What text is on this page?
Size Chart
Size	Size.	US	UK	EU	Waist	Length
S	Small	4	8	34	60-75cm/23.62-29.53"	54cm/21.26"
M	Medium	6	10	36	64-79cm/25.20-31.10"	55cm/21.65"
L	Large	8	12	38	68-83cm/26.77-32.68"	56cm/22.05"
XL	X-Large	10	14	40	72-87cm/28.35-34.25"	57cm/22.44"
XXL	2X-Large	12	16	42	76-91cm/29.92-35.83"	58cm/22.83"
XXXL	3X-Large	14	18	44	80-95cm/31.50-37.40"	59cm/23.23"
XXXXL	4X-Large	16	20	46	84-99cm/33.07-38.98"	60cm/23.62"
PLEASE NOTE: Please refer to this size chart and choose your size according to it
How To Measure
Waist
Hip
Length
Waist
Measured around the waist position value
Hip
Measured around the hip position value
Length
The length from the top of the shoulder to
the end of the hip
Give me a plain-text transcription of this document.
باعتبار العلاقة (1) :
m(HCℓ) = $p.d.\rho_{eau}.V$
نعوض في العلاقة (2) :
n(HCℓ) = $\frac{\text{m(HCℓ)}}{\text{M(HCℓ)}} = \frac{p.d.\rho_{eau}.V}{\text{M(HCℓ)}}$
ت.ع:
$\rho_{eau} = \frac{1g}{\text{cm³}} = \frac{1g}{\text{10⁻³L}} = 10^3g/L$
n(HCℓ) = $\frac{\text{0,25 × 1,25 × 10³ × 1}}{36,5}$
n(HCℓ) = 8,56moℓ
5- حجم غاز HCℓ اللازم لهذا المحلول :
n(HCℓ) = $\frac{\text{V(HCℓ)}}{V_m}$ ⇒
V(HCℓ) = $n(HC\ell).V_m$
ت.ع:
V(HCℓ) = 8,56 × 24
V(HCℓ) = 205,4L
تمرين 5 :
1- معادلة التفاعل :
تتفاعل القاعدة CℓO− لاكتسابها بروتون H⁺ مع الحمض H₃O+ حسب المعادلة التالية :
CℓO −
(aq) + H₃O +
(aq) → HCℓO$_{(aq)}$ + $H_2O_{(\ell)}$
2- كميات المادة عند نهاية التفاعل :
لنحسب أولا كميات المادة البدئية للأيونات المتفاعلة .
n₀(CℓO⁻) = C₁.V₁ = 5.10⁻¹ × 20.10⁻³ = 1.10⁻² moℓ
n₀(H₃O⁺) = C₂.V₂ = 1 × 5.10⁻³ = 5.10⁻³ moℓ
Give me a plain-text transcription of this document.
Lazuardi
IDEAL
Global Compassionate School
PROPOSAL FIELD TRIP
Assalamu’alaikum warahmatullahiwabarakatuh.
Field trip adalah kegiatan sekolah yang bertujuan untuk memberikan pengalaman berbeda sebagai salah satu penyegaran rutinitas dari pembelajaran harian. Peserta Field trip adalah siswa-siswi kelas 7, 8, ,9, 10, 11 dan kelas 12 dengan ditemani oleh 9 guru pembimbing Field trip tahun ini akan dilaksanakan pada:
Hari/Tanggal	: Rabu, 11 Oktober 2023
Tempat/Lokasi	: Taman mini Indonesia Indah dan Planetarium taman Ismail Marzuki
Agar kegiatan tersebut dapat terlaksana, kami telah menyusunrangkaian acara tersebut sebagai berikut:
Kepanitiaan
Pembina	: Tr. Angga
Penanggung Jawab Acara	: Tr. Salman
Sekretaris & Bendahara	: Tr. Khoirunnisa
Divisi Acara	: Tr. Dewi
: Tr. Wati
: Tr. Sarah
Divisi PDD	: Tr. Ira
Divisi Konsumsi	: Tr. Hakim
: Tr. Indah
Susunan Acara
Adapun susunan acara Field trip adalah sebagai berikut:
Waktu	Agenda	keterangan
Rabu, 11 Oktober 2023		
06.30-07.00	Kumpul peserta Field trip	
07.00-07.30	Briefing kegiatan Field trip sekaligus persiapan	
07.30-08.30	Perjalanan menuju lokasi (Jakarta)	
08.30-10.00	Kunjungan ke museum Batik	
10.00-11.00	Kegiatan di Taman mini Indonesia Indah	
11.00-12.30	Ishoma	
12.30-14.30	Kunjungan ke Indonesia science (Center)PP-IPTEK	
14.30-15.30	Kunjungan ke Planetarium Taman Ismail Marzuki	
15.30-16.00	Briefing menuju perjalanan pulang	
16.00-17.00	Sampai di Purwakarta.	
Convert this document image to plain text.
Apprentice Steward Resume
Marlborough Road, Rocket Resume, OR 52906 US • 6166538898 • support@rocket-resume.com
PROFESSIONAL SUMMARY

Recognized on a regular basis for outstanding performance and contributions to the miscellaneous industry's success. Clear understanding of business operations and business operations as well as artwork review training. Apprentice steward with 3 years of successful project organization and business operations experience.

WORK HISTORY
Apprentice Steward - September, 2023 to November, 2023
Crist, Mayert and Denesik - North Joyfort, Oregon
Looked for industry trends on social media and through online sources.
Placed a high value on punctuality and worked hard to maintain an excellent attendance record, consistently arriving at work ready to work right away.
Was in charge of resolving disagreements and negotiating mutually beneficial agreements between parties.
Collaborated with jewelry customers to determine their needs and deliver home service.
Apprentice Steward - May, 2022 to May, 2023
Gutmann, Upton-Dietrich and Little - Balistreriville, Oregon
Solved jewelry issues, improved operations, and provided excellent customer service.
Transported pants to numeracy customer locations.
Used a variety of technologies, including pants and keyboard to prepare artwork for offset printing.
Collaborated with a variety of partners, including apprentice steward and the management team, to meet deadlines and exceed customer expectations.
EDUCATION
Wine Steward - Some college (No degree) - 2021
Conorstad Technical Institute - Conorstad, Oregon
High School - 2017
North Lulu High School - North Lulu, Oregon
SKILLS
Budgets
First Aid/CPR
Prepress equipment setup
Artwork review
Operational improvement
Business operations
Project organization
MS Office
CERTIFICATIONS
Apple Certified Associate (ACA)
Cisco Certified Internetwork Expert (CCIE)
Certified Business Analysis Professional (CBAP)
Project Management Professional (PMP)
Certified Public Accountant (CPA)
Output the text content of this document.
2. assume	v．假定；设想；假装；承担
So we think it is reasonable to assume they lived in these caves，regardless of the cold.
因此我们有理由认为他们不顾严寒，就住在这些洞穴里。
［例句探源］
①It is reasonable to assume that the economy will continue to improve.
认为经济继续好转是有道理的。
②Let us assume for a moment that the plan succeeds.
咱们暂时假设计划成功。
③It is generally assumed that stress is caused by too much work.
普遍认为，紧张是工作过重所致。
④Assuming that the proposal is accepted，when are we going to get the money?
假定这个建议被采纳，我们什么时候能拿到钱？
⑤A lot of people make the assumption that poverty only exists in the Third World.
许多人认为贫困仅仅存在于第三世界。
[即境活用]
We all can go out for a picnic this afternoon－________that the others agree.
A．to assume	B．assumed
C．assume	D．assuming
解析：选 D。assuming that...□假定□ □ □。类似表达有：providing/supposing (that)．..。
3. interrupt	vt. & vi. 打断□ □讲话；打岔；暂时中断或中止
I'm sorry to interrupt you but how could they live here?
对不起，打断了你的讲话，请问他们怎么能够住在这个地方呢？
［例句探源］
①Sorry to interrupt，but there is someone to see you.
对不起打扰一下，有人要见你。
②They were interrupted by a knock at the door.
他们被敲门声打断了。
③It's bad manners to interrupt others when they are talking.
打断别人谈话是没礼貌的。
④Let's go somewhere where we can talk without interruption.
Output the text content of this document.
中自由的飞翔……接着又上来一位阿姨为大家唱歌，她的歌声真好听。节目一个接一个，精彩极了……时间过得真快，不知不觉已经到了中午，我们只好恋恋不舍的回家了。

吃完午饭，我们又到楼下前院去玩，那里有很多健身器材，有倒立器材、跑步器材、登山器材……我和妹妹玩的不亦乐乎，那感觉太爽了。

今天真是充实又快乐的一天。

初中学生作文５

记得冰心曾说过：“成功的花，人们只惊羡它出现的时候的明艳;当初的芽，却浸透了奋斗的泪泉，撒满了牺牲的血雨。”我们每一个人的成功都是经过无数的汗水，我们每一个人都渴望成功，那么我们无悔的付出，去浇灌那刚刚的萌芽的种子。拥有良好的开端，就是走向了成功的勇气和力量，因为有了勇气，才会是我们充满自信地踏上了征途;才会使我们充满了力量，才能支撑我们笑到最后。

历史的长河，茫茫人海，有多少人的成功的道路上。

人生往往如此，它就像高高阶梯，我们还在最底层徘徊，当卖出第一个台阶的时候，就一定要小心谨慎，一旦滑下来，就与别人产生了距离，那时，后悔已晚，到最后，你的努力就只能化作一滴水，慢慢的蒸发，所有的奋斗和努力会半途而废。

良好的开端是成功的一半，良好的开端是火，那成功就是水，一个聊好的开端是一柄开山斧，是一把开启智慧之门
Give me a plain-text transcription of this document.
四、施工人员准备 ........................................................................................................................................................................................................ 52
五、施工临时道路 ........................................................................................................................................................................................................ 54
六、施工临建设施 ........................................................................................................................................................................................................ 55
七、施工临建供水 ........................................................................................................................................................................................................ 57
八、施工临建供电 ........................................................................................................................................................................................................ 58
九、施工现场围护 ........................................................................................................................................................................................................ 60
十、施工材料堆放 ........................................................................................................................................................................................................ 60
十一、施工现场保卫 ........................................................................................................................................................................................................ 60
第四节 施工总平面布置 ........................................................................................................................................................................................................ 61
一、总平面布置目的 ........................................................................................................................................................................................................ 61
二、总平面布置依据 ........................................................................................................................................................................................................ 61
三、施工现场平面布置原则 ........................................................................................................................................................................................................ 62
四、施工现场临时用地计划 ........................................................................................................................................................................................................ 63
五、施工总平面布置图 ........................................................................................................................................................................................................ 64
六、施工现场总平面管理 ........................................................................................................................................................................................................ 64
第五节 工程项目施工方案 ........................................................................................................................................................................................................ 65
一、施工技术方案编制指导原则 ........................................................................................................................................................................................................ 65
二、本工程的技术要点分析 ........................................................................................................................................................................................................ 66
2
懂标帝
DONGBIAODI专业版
----------
** Challenge **
Copy every line of the records above that holds the word "North".

** Answer to this problem **
Crist, Mayert and Denesik - North Joyfort, Oregon
North Lulu High School - North Lulu, Oregon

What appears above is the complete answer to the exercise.